═══ Information shown ═══

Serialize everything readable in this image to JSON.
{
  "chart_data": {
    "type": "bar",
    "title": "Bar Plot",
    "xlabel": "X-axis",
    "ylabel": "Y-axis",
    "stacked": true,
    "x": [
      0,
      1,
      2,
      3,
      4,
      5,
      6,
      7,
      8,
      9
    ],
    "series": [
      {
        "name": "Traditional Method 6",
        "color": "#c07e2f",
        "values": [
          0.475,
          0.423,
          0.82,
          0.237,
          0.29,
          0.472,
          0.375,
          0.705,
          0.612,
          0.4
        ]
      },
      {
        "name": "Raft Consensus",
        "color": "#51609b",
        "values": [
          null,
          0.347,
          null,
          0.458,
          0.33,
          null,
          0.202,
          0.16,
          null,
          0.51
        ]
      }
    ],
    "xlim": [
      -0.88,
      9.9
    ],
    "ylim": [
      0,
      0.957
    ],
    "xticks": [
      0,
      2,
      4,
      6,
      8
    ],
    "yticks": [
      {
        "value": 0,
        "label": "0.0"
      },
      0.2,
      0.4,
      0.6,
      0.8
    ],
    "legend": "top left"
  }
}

═══
═══ Information shown ═══

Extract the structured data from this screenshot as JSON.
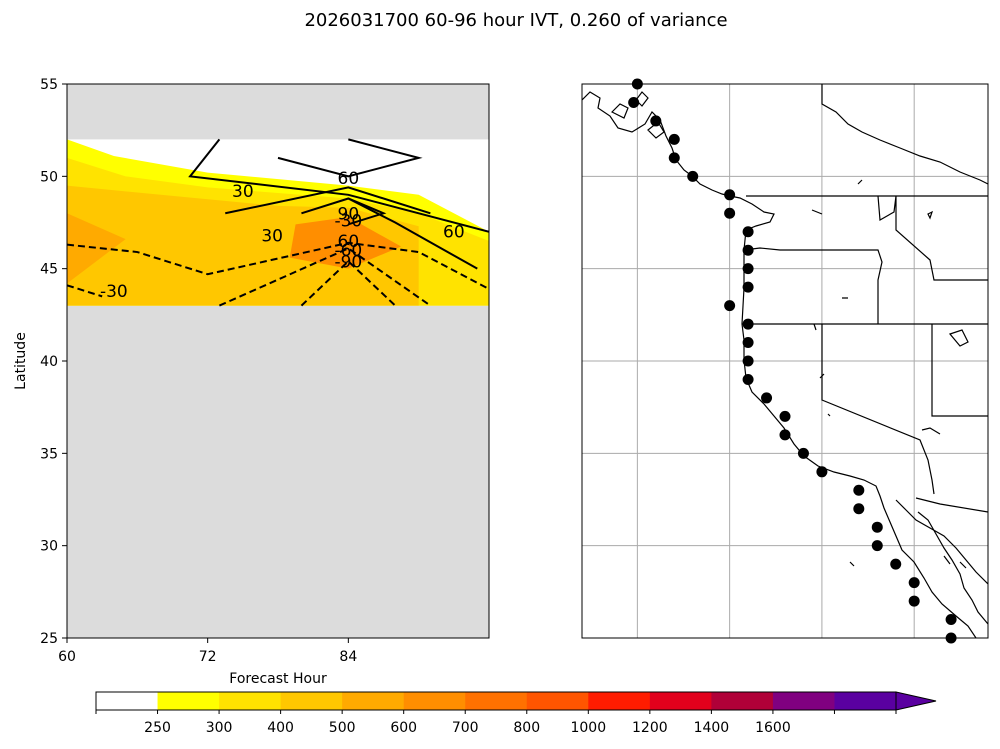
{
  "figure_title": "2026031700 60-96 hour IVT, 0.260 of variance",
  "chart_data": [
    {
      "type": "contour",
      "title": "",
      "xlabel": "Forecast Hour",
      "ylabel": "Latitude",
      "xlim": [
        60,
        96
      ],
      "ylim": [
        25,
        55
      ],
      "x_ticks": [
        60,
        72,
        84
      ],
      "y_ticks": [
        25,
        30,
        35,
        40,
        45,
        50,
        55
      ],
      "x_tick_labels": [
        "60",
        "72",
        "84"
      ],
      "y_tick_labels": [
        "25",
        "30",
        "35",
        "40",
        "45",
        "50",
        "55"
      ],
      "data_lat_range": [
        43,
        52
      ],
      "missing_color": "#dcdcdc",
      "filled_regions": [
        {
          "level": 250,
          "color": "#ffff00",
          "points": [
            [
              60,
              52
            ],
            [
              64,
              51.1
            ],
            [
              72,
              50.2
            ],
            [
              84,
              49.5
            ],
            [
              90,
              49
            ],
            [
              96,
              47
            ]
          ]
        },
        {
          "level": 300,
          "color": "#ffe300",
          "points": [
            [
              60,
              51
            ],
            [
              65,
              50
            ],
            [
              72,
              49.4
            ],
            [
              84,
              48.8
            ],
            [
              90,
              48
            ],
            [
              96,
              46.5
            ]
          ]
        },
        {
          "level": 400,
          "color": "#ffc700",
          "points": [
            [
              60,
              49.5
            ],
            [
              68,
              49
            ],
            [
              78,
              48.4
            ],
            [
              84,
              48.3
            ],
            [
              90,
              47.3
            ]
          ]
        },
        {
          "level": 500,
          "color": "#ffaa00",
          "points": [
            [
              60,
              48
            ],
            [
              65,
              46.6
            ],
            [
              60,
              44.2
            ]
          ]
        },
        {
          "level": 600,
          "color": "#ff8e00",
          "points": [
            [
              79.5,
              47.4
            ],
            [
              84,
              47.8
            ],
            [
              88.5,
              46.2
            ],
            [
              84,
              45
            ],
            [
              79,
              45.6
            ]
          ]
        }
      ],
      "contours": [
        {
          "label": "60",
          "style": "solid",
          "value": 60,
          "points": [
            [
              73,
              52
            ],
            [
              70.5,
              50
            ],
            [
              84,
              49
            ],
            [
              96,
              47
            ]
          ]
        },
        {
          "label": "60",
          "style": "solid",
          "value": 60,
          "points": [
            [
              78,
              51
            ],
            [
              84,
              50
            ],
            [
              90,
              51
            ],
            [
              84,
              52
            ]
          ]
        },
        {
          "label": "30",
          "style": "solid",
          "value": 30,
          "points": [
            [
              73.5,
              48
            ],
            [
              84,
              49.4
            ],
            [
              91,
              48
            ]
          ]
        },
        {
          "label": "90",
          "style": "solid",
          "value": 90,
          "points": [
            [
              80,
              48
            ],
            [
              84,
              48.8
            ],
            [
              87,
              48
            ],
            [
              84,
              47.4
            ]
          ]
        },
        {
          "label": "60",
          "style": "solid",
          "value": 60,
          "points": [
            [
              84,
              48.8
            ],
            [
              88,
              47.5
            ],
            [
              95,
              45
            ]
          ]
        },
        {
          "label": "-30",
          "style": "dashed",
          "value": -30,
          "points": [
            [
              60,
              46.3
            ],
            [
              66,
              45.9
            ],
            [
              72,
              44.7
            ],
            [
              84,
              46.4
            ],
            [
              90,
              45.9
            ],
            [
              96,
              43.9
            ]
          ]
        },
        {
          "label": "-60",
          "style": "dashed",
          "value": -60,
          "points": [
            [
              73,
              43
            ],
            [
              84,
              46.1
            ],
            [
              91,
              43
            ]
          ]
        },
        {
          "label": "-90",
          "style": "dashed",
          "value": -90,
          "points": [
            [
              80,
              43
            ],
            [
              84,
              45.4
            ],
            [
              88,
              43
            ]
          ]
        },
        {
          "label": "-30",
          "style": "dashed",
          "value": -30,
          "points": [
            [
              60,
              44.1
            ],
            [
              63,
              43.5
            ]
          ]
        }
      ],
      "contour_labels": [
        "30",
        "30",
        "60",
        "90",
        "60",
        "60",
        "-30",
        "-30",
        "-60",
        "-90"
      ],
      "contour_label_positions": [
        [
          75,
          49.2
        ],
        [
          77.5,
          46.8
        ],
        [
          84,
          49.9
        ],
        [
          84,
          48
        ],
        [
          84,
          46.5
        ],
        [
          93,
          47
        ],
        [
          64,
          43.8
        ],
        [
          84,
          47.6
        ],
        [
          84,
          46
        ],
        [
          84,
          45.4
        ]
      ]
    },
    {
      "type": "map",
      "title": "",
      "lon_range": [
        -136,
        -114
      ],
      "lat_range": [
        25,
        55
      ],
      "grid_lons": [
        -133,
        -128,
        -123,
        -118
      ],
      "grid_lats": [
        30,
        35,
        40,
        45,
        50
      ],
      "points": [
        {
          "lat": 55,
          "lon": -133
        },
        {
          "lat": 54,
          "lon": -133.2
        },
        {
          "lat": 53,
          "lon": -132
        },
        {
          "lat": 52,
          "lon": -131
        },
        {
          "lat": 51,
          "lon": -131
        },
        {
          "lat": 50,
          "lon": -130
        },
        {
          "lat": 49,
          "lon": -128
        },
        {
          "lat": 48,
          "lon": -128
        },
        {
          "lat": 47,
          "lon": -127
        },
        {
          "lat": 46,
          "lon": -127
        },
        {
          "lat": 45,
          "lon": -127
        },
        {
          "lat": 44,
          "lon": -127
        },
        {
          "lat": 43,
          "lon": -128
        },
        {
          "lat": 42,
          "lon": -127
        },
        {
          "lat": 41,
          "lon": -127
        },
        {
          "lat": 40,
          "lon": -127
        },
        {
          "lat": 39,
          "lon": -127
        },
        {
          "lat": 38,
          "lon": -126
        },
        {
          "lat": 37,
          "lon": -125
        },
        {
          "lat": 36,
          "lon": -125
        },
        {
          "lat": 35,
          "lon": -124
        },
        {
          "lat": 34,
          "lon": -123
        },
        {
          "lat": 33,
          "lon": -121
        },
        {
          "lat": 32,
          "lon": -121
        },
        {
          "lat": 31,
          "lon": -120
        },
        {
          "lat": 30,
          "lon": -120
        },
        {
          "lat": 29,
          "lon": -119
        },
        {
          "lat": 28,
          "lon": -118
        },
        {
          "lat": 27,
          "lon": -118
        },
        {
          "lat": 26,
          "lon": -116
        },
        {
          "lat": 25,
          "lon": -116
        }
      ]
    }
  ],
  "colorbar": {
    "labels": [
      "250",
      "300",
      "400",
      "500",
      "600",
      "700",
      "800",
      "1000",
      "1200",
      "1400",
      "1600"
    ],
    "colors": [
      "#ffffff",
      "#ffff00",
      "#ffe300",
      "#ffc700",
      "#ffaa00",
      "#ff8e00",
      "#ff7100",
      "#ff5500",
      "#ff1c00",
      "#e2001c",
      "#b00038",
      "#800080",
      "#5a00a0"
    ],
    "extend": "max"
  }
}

═══

Short problem | From the listing above, copy all lines holding the word "name".

Worked solution |
        "name": "Traditional Method 6",
        "name": "Raft Consensus",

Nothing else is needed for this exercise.